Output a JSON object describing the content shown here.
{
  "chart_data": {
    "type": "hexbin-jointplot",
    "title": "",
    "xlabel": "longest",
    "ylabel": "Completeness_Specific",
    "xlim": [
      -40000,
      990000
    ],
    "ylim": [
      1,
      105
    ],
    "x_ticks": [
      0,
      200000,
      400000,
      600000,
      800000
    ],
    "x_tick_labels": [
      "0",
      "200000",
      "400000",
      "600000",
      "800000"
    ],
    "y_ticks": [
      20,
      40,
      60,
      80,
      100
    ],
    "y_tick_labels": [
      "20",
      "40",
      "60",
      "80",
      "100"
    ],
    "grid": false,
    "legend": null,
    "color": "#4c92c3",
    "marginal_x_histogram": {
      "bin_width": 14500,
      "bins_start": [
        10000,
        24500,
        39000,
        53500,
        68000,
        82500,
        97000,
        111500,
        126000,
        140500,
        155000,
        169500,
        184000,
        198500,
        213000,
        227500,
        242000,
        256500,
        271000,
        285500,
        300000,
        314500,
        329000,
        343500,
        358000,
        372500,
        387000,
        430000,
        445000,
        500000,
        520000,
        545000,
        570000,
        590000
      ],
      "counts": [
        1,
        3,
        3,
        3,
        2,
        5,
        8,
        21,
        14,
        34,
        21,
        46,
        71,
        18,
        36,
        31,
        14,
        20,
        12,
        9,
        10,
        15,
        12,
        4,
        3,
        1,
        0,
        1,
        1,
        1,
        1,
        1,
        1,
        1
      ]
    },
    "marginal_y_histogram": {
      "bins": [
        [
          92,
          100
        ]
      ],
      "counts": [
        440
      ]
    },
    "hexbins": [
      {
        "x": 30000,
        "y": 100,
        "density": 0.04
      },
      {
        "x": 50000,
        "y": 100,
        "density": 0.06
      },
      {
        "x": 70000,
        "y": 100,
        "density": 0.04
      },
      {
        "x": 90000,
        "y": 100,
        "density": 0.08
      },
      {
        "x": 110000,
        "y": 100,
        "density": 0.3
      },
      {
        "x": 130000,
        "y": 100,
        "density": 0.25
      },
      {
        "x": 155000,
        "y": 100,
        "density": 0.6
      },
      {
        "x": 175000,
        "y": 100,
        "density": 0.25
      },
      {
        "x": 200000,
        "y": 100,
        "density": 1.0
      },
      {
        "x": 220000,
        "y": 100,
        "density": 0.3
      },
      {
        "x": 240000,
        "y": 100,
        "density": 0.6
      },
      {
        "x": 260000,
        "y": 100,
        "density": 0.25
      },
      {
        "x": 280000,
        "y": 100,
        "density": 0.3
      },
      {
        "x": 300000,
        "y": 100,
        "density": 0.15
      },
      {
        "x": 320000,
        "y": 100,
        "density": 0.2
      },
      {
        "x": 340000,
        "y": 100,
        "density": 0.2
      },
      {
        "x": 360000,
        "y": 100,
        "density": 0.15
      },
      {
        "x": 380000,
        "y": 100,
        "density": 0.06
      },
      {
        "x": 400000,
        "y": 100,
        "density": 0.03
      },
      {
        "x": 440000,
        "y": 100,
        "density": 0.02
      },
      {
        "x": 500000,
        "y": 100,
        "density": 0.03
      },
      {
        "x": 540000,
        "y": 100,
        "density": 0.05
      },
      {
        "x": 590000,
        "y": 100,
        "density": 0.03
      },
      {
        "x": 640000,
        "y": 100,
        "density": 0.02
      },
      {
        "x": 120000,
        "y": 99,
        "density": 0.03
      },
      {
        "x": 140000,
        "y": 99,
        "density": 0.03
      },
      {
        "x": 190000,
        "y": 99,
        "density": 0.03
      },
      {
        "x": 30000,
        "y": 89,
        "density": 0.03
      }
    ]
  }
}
+++++
**Job**
Each record above should be output again exactly.

**Solution to this task**
Output a JSON object describing the content shown here.
{
  "chart_data": {
    "type": "hexbin-jointplot",
    "title": "",
    "xlabel": "longest",
    "ylabel": "Completeness_Specific",
    "xlim": [
      -40000,
      990000
    ],
    "ylim": [
      1,
      105
    ],
    "x_ticks": [
      0,
      200000,
      400000,
      600000,
      800000
    ],
    "x_tick_labels": [
      "0",
      "200000",
      "400000",
      "600000",
      "800000"
    ],
    "y_ticks": [
      20,
      40,
      60,
      80,
      100
    ],
    "y_tick_labels": [
      "20",
      "40",
      "60",
      "80",
      "100"
    ],
    "grid": false,
    "legend": null,
    "color": "#4c92c3",
    "marginal_x_histogram": {
      "bin_width": 14500,
      "bins_start": [
        10000,
        24500,
        39000,
        53500,
        68000,
        82500,
        97000,
        111500,
        126000,
        140500,
        155000,
        169500,
        184000,
        198500,
        213000,
        227500,
        242000,
        256500,
        271000,
        285500,
        300000,
        314500,
        329000,
        343500,
        358000,
        372500,
        387000,
        430000,
        445000,
        500000,
        520000,
        545000,
        570000,
        590000
      ],
      "counts": [
        1,
        3,
        3,
        3,
        2,
        5,
        8,
        21,
        14,
        34,
        21,
        46,
        71,
        18,
        36,
        31,
        14,
        20,
        12,
        9,
        10,
        15,
        12,
        4,
        3,
        1,
        0,
        1,
        1,
        1,
        1,
        1,
        1,
        1
      ]
    },
    "marginal_y_histogram": {
      "bins": [
        [
          92,
          100
        ]
      ],
      "counts": [
        440
      ]
    },
    "hexbins": [
      {
        "x": 30000,
        "y": 100,
        "density": 0.04
      },
      {
        "x": 50000,
        "y": 100,
        "density": 0.06
      },
      {
        "x": 70000,
        "y": 100,
        "density": 0.04
      },
      {
        "x": 90000,
        "y": 100,
        "density": 0.08
      },
      {
        "x": 110000,
        "y": 100,
        "density": 0.3
      },
      {
        "x": 130000,
        "y": 100,
        "density": 0.25
      },
      {
        "x": 155000,
        "y": 100,
        "density": 0.6
      },
      {
        "x": 175000,
        "y": 100,
        "density": 0.25
      },
      {
        "x": 200000,
        "y": 100,
        "density": 1.0
      },
      {
        "x": 220000,
        "y": 100,
        "density": 0.3
      },
      {
        "x": 240000,
        "y": 100,
        "density": 0.6
      },
      {
        "x": 260000,
        "y": 100,
        "density": 0.25
      },
      {
        "x": 280000,
        "y": 100,
        "density": 0.3
      },
      {
        "x": 300000,
        "y": 100,
        "density": 0.15
      },
      {
        "x": 320000,
        "y": 100,
        "density": 0.2
      },
      {
        "x": 340000,
        "y": 100,
        "density": 0.2
      },
      {
        "x": 360000,
        "y": 100,
        "density": 0.15
      },
      {
        "x": 380000,
        "y": 100,
        "density": 0.06
      },
      {
        "x": 400000,
        "y": 100,
        "density": 0.03
      },
      {
        "x": 440000,
        "y": 100,
        "density": 0.02
      },
      {
        "x": 500000,
        "y": 100,
        "density": 0.03
      },
      {
        "x": 540000,
        "y": 100,
        "density": 0.05
      },
      {
        "x": 590000,
        "y": 100,
        "density": 0.03
      },
      {
        "x": 640000,
        "y": 100,
        "density": 0.02
      },
      {
        "x": 120000,
        "y": 99,
        "density": 0.03
      },
      {
        "x": 140000,
        "y": 99,
        "density": 0.03
      },
      {
        "x": 190000,
        "y": 99,
        "density": 0.03
      },
      {
        "x": 30000,
        "y": 89,
        "density": 0.03
      }
    ]
  }
}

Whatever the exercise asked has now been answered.